Task to complete: Can you number every one of the lines below in a list, leaving out any blank ones?

......

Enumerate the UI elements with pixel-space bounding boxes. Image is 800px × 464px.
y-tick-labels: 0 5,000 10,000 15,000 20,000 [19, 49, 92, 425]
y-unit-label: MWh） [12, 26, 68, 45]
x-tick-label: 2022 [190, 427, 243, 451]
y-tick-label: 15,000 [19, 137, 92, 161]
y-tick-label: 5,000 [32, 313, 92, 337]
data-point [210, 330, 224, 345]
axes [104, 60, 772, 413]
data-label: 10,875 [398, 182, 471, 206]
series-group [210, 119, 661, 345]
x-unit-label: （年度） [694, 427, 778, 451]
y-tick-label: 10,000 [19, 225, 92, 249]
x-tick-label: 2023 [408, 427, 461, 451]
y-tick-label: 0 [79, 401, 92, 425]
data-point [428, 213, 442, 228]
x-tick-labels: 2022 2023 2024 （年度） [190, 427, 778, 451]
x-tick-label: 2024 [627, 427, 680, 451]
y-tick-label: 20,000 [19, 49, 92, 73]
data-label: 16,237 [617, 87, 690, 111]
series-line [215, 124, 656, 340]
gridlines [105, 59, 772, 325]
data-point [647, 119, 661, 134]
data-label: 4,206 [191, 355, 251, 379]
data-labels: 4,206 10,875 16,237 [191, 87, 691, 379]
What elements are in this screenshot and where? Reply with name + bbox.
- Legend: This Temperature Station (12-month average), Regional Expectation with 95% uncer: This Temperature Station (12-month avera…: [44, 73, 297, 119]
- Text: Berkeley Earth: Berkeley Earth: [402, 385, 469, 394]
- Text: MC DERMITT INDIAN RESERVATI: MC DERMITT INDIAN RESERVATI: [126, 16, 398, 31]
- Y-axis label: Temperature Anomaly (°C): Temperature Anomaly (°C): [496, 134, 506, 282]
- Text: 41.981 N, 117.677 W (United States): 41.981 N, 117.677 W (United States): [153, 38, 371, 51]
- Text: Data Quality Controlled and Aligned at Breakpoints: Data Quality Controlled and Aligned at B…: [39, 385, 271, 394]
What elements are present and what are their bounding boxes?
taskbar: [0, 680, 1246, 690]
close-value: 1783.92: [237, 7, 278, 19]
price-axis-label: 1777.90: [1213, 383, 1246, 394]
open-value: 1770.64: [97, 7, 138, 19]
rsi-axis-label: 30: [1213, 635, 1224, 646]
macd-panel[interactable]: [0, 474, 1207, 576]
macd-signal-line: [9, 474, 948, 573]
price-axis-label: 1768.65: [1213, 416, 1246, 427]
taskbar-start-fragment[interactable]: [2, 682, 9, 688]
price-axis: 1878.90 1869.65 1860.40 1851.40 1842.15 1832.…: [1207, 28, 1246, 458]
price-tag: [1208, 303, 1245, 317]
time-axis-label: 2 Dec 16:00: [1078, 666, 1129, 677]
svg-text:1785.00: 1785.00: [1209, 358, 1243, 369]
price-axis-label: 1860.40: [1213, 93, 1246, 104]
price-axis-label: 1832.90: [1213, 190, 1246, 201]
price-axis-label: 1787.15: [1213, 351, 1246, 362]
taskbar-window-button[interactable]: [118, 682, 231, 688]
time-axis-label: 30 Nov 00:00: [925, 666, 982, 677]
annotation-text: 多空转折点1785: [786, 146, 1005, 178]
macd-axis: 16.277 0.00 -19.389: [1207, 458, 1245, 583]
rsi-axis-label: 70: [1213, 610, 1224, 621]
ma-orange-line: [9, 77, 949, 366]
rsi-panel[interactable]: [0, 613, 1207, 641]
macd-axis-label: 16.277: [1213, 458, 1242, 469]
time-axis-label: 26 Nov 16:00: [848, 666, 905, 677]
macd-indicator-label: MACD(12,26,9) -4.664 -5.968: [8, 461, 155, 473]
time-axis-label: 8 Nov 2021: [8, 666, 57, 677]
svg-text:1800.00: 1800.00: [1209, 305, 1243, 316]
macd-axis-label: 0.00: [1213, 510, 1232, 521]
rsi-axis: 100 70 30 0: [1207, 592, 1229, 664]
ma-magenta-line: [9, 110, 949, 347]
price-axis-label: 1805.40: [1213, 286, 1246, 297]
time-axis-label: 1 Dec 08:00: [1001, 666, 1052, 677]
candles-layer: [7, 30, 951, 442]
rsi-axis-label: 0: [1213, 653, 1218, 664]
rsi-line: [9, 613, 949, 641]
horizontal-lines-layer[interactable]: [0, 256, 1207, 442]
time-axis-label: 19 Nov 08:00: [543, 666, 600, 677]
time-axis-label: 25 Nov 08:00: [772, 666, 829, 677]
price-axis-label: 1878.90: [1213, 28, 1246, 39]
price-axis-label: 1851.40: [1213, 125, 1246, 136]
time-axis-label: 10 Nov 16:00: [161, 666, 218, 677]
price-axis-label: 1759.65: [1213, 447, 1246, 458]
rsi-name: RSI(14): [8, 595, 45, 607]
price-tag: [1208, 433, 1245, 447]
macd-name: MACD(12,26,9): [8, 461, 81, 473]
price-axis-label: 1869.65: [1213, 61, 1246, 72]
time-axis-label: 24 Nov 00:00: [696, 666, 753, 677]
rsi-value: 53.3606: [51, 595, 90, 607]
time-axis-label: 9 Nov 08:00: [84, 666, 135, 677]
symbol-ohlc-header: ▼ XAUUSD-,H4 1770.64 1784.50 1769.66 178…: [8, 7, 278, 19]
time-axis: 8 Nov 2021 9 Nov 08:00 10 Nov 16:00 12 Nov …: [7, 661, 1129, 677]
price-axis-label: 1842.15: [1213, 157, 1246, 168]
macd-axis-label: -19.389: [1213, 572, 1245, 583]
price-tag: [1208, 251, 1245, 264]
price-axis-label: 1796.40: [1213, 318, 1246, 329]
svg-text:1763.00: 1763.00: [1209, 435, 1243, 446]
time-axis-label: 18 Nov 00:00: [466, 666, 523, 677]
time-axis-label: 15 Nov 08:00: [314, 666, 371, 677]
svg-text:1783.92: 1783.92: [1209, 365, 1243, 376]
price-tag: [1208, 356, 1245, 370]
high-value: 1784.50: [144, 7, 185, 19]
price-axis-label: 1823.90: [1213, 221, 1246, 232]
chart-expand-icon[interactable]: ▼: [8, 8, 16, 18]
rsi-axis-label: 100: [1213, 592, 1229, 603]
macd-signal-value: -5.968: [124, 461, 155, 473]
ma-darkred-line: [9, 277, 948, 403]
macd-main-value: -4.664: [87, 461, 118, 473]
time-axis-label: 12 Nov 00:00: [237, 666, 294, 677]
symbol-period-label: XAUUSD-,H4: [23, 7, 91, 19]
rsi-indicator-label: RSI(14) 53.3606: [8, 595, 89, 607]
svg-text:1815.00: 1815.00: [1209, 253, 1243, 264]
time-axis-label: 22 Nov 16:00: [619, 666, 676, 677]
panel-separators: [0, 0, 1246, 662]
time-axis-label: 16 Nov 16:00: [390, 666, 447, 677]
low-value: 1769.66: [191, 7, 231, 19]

......

Exercise output:
1. Enumerate the UI elements with pixel-space bounding boxes. Image is 800px × 464px.
2. y-tick-labels: 0 5,000 10,000 15,000 20,000 [19, 49, 92, 425]
3. y-unit-label: MWh） [12, 26, 68, 45]
4. x-tick-label: 2022 [190, 427, 243, 451]
5. y-tick-label: 15,000 [19, 137, 92, 161]
6. y-tick-label: 5,000 [32, 313, 92, 337]
7. data-point [210, 330, 224, 345]
8. axes [104, 60, 772, 413]
9. data-label: 10,875 [398, 182, 471, 206]
10. series-group [210, 119, 661, 345]
11. x-unit-label: （年度） [694, 427, 778, 451]
12. y-tick-label: 10,000 [19, 225, 92, 249]
13. x-tick-label: 2023 [408, 427, 461, 451]
14. y-tick-label: 0 [79, 401, 92, 425]
15. data-point [428, 213, 442, 228]
16. x-tick-labels: 2022 2023 2024 （年度） [190, 427, 778, 451]
17. x-tick-label: 2024 [627, 427, 680, 451]
18. y-tick-label: 20,000 [19, 49, 92, 73]
19. data-label: 16,237 [617, 87, 690, 111]
20. series-line [215, 124, 656, 340]
21. gridlines [105, 59, 772, 325]
22. data-point [647, 119, 661, 134]
23. data-label: 4,206 [191, 355, 251, 379]
24. data-labels: 4,206 10,875 16,237 [191, 87, 691, 379]
25. What elements are in this screenshot and where? Reply with name + bbox.
26. - Legend: This Temperature Station (12-month average), Regional Expectation with 95% uncer: This Temperature Station (12-month avera…: [44, 73, 297, 119]
27. - Text: Berkeley Earth: Berkeley Earth: [402, 385, 469, 394]
28. - Text: MC DERMITT INDIAN RESERVATI: MC DERMITT INDIAN RESERVATI: [126, 16, 398, 31]
29. - Y-axis label: Temperature Anomaly (°C): Temperature Anomaly (°C): [496, 134, 506, 282]
30. - Text: 41.981 N, 117.677 W (United States): 41.981 N, 117.677 W (United States): [153, 38, 371, 51]
31. - Text: Data Quality Controlled and Aligned at Breakpoints: Data Quality Controlled and Aligned at B…: [39, 385, 271, 394]
32. What elements are present and what are their bounding boxes?
33. taskbar: [0, 680, 1246, 690]
34. close-value: 1783.92: [237, 7, 278, 19]
35. price-axis-label: 1777.90: [1213, 383, 1246, 394]
36. open-value: 1770.64: [97, 7, 138, 19]
37. rsi-axis-label: 30: [1213, 635, 1224, 646]
38. macd-panel[interactable]: [0, 474, 1207, 576]
39. macd-signal-line: [9, 474, 948, 573]
40. price-axis-label: 1768.65: [1213, 416, 1246, 427]
41. taskbar-start-fragment[interactable]: [2, 682, 9, 688]
42. price-axis: 1878.90 1869.65 1860.40 1851.40 1842.15 1832.…: [1207, 28, 1246, 458]
43. price-tag: [1208, 303, 1245, 317]
44. time-axis-label: 2 Dec 16:00: [1078, 666, 1129, 677]
45. svg-text:1785.00: 1785.00: [1209, 358, 1243, 369]
46. price-axis-label: 1860.40: [1213, 93, 1246, 104]
47. price-axis-label: 1832.90: [1213, 190, 1246, 201]
48. price-axis-label: 1787.15: [1213, 351, 1246, 362]
49. taskbar-window-button[interactable]: [118, 682, 231, 688]
50. time-axis-label: 30 Nov 00:00: [925, 666, 982, 677]
51. annotation-text: 多空转折点1785: [786, 146, 1005, 178]
52. macd-axis: 16.277 0.00 -19.389: [1207, 458, 1245, 583]
53. rsi-axis-label: 70: [1213, 610, 1224, 621]
54. ma-orange-line: [9, 77, 949, 366]
55. rsi-panel[interactable]: [0, 613, 1207, 641]
56. macd-axis-label: 16.277: [1213, 458, 1242, 469]
57. time-axis-label: 26 Nov 16:00: [848, 666, 905, 677]
58. macd-indicator-label: MACD(12,26,9) -4.664 -5.968: [8, 461, 155, 473]
59. time-axis-label: 8 Nov 2021: [8, 666, 57, 677]
60. svg-text:1800.00: 1800.00: [1209, 305, 1243, 316]
61. macd-axis-label: 0.00: [1213, 510, 1232, 521]
62. rsi-axis: 100 70 30 0: [1207, 592, 1229, 664]
63. ma-magenta-line: [9, 110, 949, 347]
64. price-axis-label: 1805.40: [1213, 286, 1246, 297]
65. time-axis-label: 1 Dec 08:00: [1001, 666, 1052, 677]
66. candles-layer: [7, 30, 951, 442]
67. rsi-axis-label: 0: [1213, 653, 1218, 664]
68. rsi-line: [9, 613, 949, 641]
69. horizontal-lines-layer[interactable]: [0, 256, 1207, 442]
70. time-axis-label: 19 Nov 08:00: [543, 666, 600, 677]
71. time-axis-label: 25 Nov 08:00: [772, 666, 829, 677]
72. price-axis-label: 1878.90: [1213, 28, 1246, 39]
73. price-axis-label: 1851.40: [1213, 125, 1246, 136]
74. time-axis-label: 10 Nov 16:00: [161, 666, 218, 677]
75. price-axis-label: 1759.65: [1213, 447, 1246, 458]
76. rsi-name: RSI(14): [8, 595, 45, 607]
77. price-tag: [1208, 433, 1245, 447]
78. macd-name: MACD(12,26,9): [8, 461, 81, 473]
79. price-axis-label: 1869.65: [1213, 61, 1246, 72]
80. time-axis-label: 24 Nov 00:00: [696, 666, 753, 677]
81. rsi-value: 53.3606: [51, 595, 90, 607]
82. time-axis-label: 9 Nov 08:00: [84, 666, 135, 677]
83. symbol-ohlc-header: ▼ XAUUSD-,H4 1770.64 1784.50 1769.66 178…: [8, 7, 278, 19]
84. time-axis: 8 Nov 2021 9 Nov 08:00 10 Nov 16:00 12 Nov …: [7, 661, 1129, 677]
85. price-axis-label: 1842.15: [1213, 157, 1246, 168]
86. macd-axis-label: -19.389: [1213, 572, 1245, 583]
87. price-tag: [1208, 251, 1245, 264]
88. price-axis-label: 1796.40: [1213, 318, 1246, 329]
89. svg-text:1763.00: 1763.00: [1209, 435, 1243, 446]
90. time-axis-label: 18 Nov 00:00: [466, 666, 523, 677]
91. time-axis-label: 15 Nov 08:00: [314, 666, 371, 677]
92. svg-text:1783.92: 1783.92: [1209, 365, 1243, 376]
93. price-tag: [1208, 356, 1245, 370]
94. high-value: 1784.50: [144, 7, 185, 19]
95. price-axis-label: 1823.90: [1213, 221, 1246, 232]
96. chart-expand-icon[interactable]: ▼: [8, 8, 16, 18]
97. rsi-axis-label: 100: [1213, 592, 1229, 603]
98. macd-signal-value: -5.968: [124, 461, 155, 473]
99. ma-darkred-line: [9, 277, 948, 403]
100. macd-main-value: -4.664: [87, 461, 118, 473]
101. time-axis-label: 12 Nov 00:00: [237, 666, 294, 677]
102. symbol-period-label: XAUUSD-,H4: [23, 7, 91, 19]
103. rsi-indicator-label: RSI(14) 53.3606: [8, 595, 89, 607]
104. svg-text:1815.00: 1815.00: [1209, 253, 1243, 264]
105. time-axis-label: 22 Nov 16:00: [619, 666, 676, 677]
106. panel-separators: [0, 0, 1246, 662]
107. time-axis-label: 16 Nov 16:00: [390, 666, 447, 677]
108. low-value: 1769.66: [191, 7, 231, 19]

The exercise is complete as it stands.